[Start Given data]

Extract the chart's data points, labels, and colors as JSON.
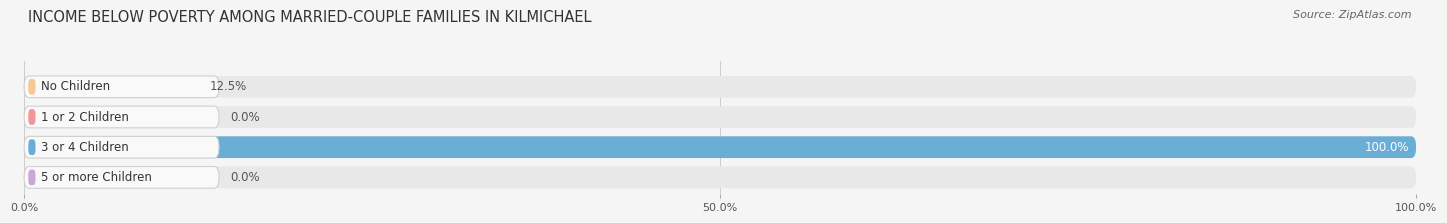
{
  "title": "INCOME BELOW POVERTY AMONG MARRIED-COUPLE FAMILIES IN KILMICHAEL",
  "source": "Source: ZipAtlas.com",
  "categories": [
    "No Children",
    "1 or 2 Children",
    "3 or 4 Children",
    "5 or more Children"
  ],
  "values": [
    12.5,
    0.0,
    100.0,
    0.0
  ],
  "bar_colors": [
    "#f5c898",
    "#f09898",
    "#6aaed6",
    "#c8a8d8"
  ],
  "bg_color": "#f5f5f5",
  "bar_bg_color": "#e8e8e8",
  "label_bg_color": "#f9f9f9",
  "xlim": [
    0,
    100
  ],
  "xticks": [
    0,
    50,
    100
  ],
  "xtick_labels": [
    "0.0%",
    "50.0%",
    "100.0%"
  ],
  "title_fontsize": 10.5,
  "label_fontsize": 8.5,
  "value_fontsize": 8.5,
  "source_fontsize": 8
}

[End Given data]

▸ **Given exercise**:
Transcribe the preceding listing in its entirety and with exact wording, leaving out pictures.

▸ **Response to this exercise**:
Extract the chart's data points, labels, and colors as JSON.
{
  "title": "INCOME BELOW POVERTY AMONG MARRIED-COUPLE FAMILIES IN KILMICHAEL",
  "source": "Source: ZipAtlas.com",
  "categories": [
    "No Children",
    "1 or 2 Children",
    "3 or 4 Children",
    "5 or more Children"
  ],
  "values": [
    12.5,
    0.0,
    100.0,
    0.0
  ],
  "bar_colors": [
    "#f5c898",
    "#f09898",
    "#6aaed6",
    "#c8a8d8"
  ],
  "bg_color": "#f5f5f5",
  "bar_bg_color": "#e8e8e8",
  "label_bg_color": "#f9f9f9",
  "xlim": [
    0,
    100
  ],
  "xticks": [
    0,
    50,
    100
  ],
  "xtick_labels": [
    "0.0%",
    "50.0%",
    "100.0%"
  ],
  "title_fontsize": 10.5,
  "label_fontsize": 8.5,
  "value_fontsize": 8.5,
  "source_fontsize": 8
}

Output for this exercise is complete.